Set exercise -
Take the line that has "What's the underlying" in it and every line after it to the end of the entries, and reproduce them exactly.
======== Data to use ========
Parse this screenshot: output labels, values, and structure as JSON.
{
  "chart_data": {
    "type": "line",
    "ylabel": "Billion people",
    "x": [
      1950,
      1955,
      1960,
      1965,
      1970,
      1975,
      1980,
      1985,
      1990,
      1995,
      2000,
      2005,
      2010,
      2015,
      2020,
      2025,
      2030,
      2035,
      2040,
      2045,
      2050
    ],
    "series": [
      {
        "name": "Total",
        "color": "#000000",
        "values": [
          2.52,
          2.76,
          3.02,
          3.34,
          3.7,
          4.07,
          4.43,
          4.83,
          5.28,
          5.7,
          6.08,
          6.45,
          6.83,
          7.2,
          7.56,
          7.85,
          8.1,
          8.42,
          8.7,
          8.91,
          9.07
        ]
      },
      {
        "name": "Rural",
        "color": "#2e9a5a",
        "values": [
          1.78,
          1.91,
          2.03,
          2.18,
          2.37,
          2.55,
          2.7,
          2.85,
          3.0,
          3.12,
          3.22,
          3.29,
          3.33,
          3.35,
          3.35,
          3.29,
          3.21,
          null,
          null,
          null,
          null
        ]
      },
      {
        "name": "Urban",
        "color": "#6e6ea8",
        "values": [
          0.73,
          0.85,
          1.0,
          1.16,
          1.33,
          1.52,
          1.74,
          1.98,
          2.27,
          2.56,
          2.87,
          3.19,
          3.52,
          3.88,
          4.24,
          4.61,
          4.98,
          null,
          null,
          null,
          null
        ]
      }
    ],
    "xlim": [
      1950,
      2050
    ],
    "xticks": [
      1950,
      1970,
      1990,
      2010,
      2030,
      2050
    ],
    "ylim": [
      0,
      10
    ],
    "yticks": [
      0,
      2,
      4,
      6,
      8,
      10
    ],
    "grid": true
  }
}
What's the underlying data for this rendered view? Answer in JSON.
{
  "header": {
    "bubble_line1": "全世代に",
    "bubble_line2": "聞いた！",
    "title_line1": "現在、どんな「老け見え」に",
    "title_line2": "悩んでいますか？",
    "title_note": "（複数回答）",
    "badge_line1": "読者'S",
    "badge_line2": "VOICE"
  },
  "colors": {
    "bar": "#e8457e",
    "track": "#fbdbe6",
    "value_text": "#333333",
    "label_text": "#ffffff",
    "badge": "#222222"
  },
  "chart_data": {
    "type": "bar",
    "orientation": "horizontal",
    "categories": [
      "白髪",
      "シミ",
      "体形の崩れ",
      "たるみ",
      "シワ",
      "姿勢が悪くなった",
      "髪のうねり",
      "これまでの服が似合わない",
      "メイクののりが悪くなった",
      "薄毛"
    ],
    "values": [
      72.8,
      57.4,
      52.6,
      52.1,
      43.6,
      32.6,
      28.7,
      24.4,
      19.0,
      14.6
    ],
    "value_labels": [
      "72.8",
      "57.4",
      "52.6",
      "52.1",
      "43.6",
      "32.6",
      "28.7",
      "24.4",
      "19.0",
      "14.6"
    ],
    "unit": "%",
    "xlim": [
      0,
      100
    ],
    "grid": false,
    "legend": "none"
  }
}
========
Task output -
What's the underlying data for this rendered view? Answer in JSON.
{
  "header": {
    "bubble_line1": "全世代に",
    "bubble_line2": "聞いた！",
    "title_line1": "現在、どんな「老け見え」に",
    "title_line2": "悩んでいますか？",
    "title_note": "（複数回答）",
    "badge_line1": "読者'S",
    "badge_line2": "VOICE"
  },
  "colors": {
    "bar": "#e8457e",
    "track": "#fbdbe6",
    "value_text": "#333333",
    "label_text": "#ffffff",
    "badge": "#222222"
  },
  "chart_data": {
    "type": "bar",
    "orientation": "horizontal",
    "categories": [
      "白髪",
      "シミ",
      "体形の崩れ",
      "たるみ",
      "シワ",
      "姿勢が悪くなった",
      "髪のうねり",
      "これまでの服が似合わない",
      "メイクののりが悪くなった",
      "薄毛"
    ],
    "values": [
      72.8,
      57.4,
      52.6,
      52.1,
      43.6,
      32.6,
      28.7,
      24.4,
      19.0,
      14.6
    ],
    "value_labels": [
      "72.8",
      "57.4",
      "52.6",
      "52.1",
      "43.6",
      "32.6",
      "28.7",
      "24.4",
      "19.0",
      "14.6"
    ],
    "unit": "%",
    "xlim": [
      0,
      100
    ],
    "grid": false,
    "legend": "none"
  }
}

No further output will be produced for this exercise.